§ Exercise objective:
Repeat, line for line, the entries printed below.

§ Supplied records:
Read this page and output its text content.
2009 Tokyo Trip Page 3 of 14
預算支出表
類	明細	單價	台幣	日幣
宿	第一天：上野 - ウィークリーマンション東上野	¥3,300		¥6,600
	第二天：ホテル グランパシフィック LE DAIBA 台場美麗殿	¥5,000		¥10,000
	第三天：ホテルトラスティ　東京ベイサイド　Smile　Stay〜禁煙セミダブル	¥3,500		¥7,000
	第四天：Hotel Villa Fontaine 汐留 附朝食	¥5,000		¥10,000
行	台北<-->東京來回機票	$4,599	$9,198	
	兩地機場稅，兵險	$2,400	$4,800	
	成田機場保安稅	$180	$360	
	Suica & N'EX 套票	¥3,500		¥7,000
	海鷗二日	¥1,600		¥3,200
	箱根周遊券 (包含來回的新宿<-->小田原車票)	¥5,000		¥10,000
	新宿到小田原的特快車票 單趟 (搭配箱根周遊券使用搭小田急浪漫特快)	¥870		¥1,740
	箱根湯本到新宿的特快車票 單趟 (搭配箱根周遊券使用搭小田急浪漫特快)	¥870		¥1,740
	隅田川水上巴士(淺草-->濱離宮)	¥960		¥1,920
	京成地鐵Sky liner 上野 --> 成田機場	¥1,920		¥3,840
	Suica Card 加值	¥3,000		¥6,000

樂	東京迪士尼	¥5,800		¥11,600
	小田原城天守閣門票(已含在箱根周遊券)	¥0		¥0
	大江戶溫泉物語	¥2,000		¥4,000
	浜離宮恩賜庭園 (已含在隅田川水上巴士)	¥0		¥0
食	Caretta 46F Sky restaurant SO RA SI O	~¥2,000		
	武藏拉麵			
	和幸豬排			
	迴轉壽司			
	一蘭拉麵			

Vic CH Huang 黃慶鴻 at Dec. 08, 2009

§ Answer to this problem:
Read this page and output its text content.
2009 Tokyo Trip Page 3 of 14
預算支出表
類	明細	單價	台幣	日幣
宿	第一天：上野 - ウィークリーマンション東上野	¥3,300		¥6,600
	第二天：ホテル グランパシフィック LE DAIBA 台場美麗殿	¥5,000		¥10,000
	第三天：ホテルトラスティ　東京ベイサイド　Smile　Stay〜禁煙セミダブル	¥3,500		¥7,000
	第四天：Hotel Villa Fontaine 汐留 附朝食	¥5,000		¥10,000
行	台北<-->東京來回機票	$4,599	$9,198	
	兩地機場稅，兵險	$2,400	$4,800	
	成田機場保安稅	$180	$360	
	Suica & N'EX 套票	¥3,500		¥7,000
	海鷗二日	¥1,600		¥3,200
	箱根周遊券 (包含來回的新宿<-->小田原車票)	¥5,000		¥10,000
	新宿到小田原的特快車票 單趟 (搭配箱根周遊券使用搭小田急浪漫特快)	¥870		¥1,740
	箱根湯本到新宿的特快車票 單趟 (搭配箱根周遊券使用搭小田急浪漫特快)	¥870		¥1,740
	隅田川水上巴士(淺草-->濱離宮)	¥960		¥1,920
	京成地鐵Sky liner 上野 --> 成田機場	¥1,920		¥3,840
	Suica Card 加值	¥3,000		¥6,000

樂	東京迪士尼	¥5,800		¥11,600
	小田原城天守閣門票(已含在箱根周遊券)	¥0		¥0
	大江戶溫泉物語	¥2,000		¥4,000
	浜離宮恩賜庭園 (已含在隅田川水上巴士)	¥0		¥0
食	Caretta 46F Sky restaurant SO RA SI O	~¥2,000		
	武藏拉麵			
	和幸豬排			
	迴轉壽司			
	一蘭拉麵			

Vic CH Huang 黃慶鴻 at Dec. 08, 2009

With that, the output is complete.